## [Exercise material]
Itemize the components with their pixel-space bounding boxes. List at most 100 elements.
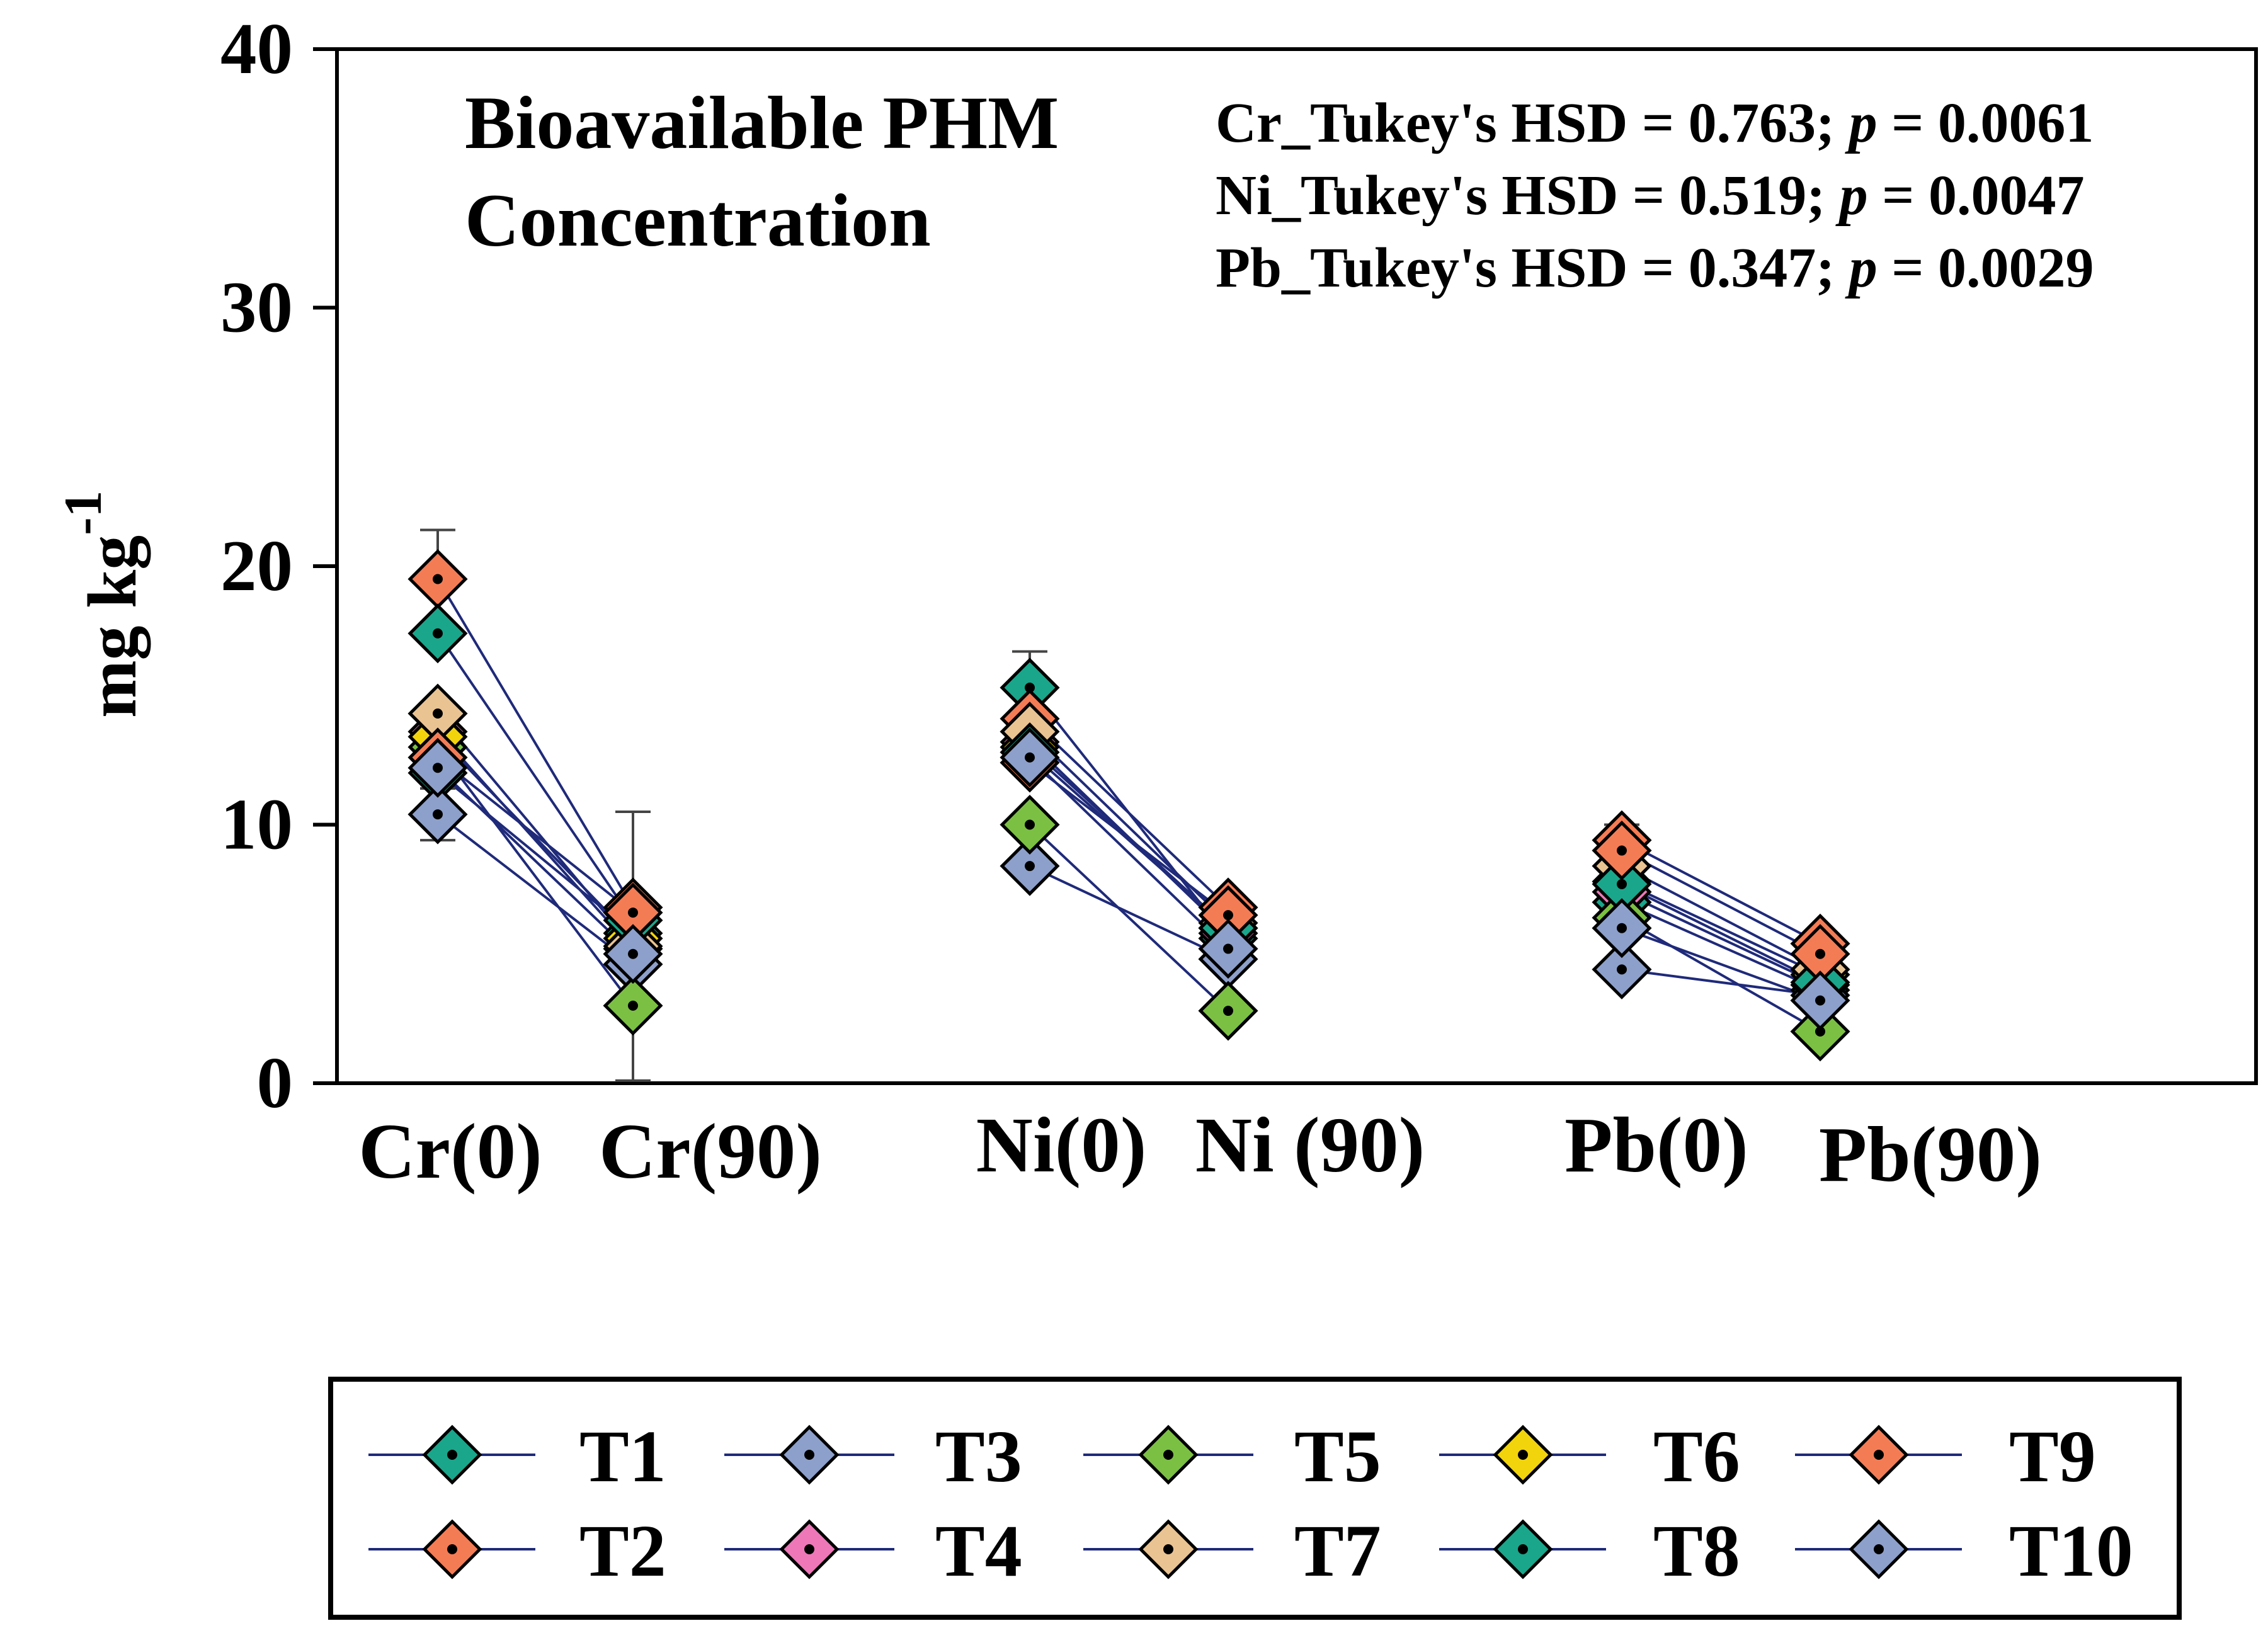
legend-marker-T9 — [1849, 1425, 1909, 1485]
legend-item-T3: T3 — [724, 1415, 1022, 1498]
legend-item-T5: T5 — [1083, 1415, 1381, 1498]
marker-T10-Pb0 — [1592, 898, 1652, 959]
x-tick-label: Ni (90) — [1195, 1102, 1425, 1189]
annotation-pb: Pb_Tukey's HSD = 0.347; p = 0.0029 — [1216, 237, 2094, 299]
series-line-T8 — [1621, 883, 1821, 984]
series-line-T9 — [436, 756, 634, 914]
marker-dot — [1223, 1006, 1233, 1016]
legend-marker-T5 — [1138, 1425, 1199, 1485]
marker-dot — [804, 1544, 814, 1554]
legend-label: T4 — [935, 1510, 1022, 1592]
marker-dot — [1617, 845, 1627, 856]
marker-T10-Ni0 — [1000, 727, 1060, 788]
chart-title-line-2: Concentration — [465, 178, 931, 262]
marker-dot — [1223, 943, 1233, 954]
series-line-T2 — [436, 578, 634, 908]
legend-label: T6 — [1653, 1415, 1740, 1498]
legend-item-T8: T8 — [1439, 1510, 1740, 1592]
legend-label: T1 — [579, 1415, 666, 1498]
series-line-T7 — [436, 712, 634, 947]
marker-T3-Ni0 — [1000, 836, 1060, 896]
marker-dot — [447, 1544, 457, 1554]
marker-dot — [1617, 923, 1627, 933]
x-tick-label: Pb(0) — [1564, 1102, 1748, 1189]
series-lines — [436, 578, 1821, 1033]
marker-dot — [433, 809, 443, 820]
marker-T8-Cr0 — [407, 603, 468, 664]
marker-T5-Pb90 — [1790, 1001, 1850, 1062]
series-line-T3 — [1621, 968, 1821, 997]
legend-item-T4: T4 — [724, 1510, 1022, 1592]
marker-T10-Cr0 — [407, 737, 468, 798]
legend-item-T6: T6 — [1439, 1415, 1740, 1498]
x-tick-label: Cr(90) — [599, 1108, 822, 1195]
legend-item-T2: T2 — [368, 1510, 666, 1592]
marker-dot — [433, 708, 443, 719]
marker-dot — [628, 948, 638, 959]
x-tick-label: Pb(90) — [1819, 1112, 2042, 1198]
series-line-T9 — [1621, 849, 1821, 955]
legend-label: T10 — [2009, 1510, 2133, 1592]
marker-dot — [1223, 910, 1233, 921]
legend-label: T2 — [579, 1510, 666, 1592]
y-tick-label: 10 — [220, 785, 293, 865]
legend-marker-T7 — [1138, 1519, 1199, 1579]
series-line-T10 — [436, 766, 634, 955]
marker-T3-Pb0 — [1592, 939, 1652, 999]
legend-item-T9: T9 — [1795, 1415, 2096, 1498]
y-tick-label: 30 — [220, 268, 293, 348]
series-line-T6 — [1621, 880, 1821, 976]
series-line-T4 — [436, 731, 634, 950]
annotation-ni: Ni_Tukey's HSD = 0.519; p = 0.0047 — [1216, 164, 2084, 227]
legend-item-T7: T7 — [1083, 1510, 1381, 1592]
marker-dot — [1518, 1544, 1528, 1554]
marker-dot — [1518, 1450, 1528, 1460]
marker-T10-Ni90 — [1198, 919, 1258, 979]
legend-label: T9 — [2009, 1415, 2096, 1498]
legend: T1 T3 T5 T6 T9 T2 T4 T7 T8 T10 — [368, 1415, 2133, 1592]
marker-dot — [433, 628, 443, 639]
marker-dot — [1815, 1026, 1825, 1037]
marker-dot — [1025, 682, 1035, 693]
marker-dot — [1617, 879, 1627, 889]
legend-marker-T6 — [1493, 1425, 1553, 1485]
legend-item-T1: T1 — [368, 1415, 666, 1498]
series-line-T1 — [1621, 901, 1821, 992]
series-line-T5 — [1621, 916, 1821, 1033]
marker-dot — [433, 574, 443, 584]
chart-title-line-1: Bioavailable PHM — [465, 81, 1059, 164]
marker-dot — [1163, 1544, 1173, 1554]
series-line-T2 — [1029, 717, 1229, 909]
marker-dot — [1025, 752, 1035, 763]
y-axis-label: mg kg-1 — [54, 491, 151, 718]
x-tick-label: Ni(0) — [976, 1102, 1147, 1189]
series-line-T5 — [436, 746, 634, 1007]
marker-T5-Ni90 — [1198, 981, 1258, 1041]
marker-dot — [628, 1000, 638, 1011]
legend-marker-T1 — [422, 1425, 482, 1485]
marker-T9-Pb0 — [1592, 821, 1652, 881]
y-tick-label: 20 — [220, 526, 293, 606]
legend-label: T5 — [1294, 1415, 1381, 1498]
legend-box — [328, 1377, 2182, 1620]
marker-dot — [1025, 861, 1035, 872]
legend-marker-T4 — [779, 1519, 840, 1579]
y-tick-label: 40 — [220, 9, 293, 89]
legend-label: T8 — [1653, 1510, 1740, 1592]
series-line-T7 — [1621, 865, 1821, 971]
marker-T5-Cr90 — [603, 976, 663, 1036]
marker-T5-Ni0 — [1000, 794, 1060, 855]
series-line-T3 — [436, 813, 634, 965]
series-line-T10 — [1621, 926, 1821, 1002]
legend-item-T10: T10 — [1795, 1510, 2133, 1592]
marker-dot — [1874, 1450, 1884, 1460]
legend-marker-T2 — [422, 1519, 482, 1579]
y-tick-label: 0 — [257, 1043, 293, 1123]
marker-dot — [1815, 948, 1825, 959]
marker-dot — [1815, 995, 1825, 1006]
series-line-T2 — [1621, 839, 1821, 945]
marker-dot — [628, 908, 638, 918]
marker-dot — [1025, 819, 1035, 830]
marker-T3-Cr0 — [407, 784, 468, 845]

## [Exercise task]
Pick out every line in the material above that contains the string "chart".

## [Task solution]
chart-title-line-2: Concentration — [465, 178, 931, 262]
chart-title-line-1: Bioavailable PHM — [465, 81, 1059, 164]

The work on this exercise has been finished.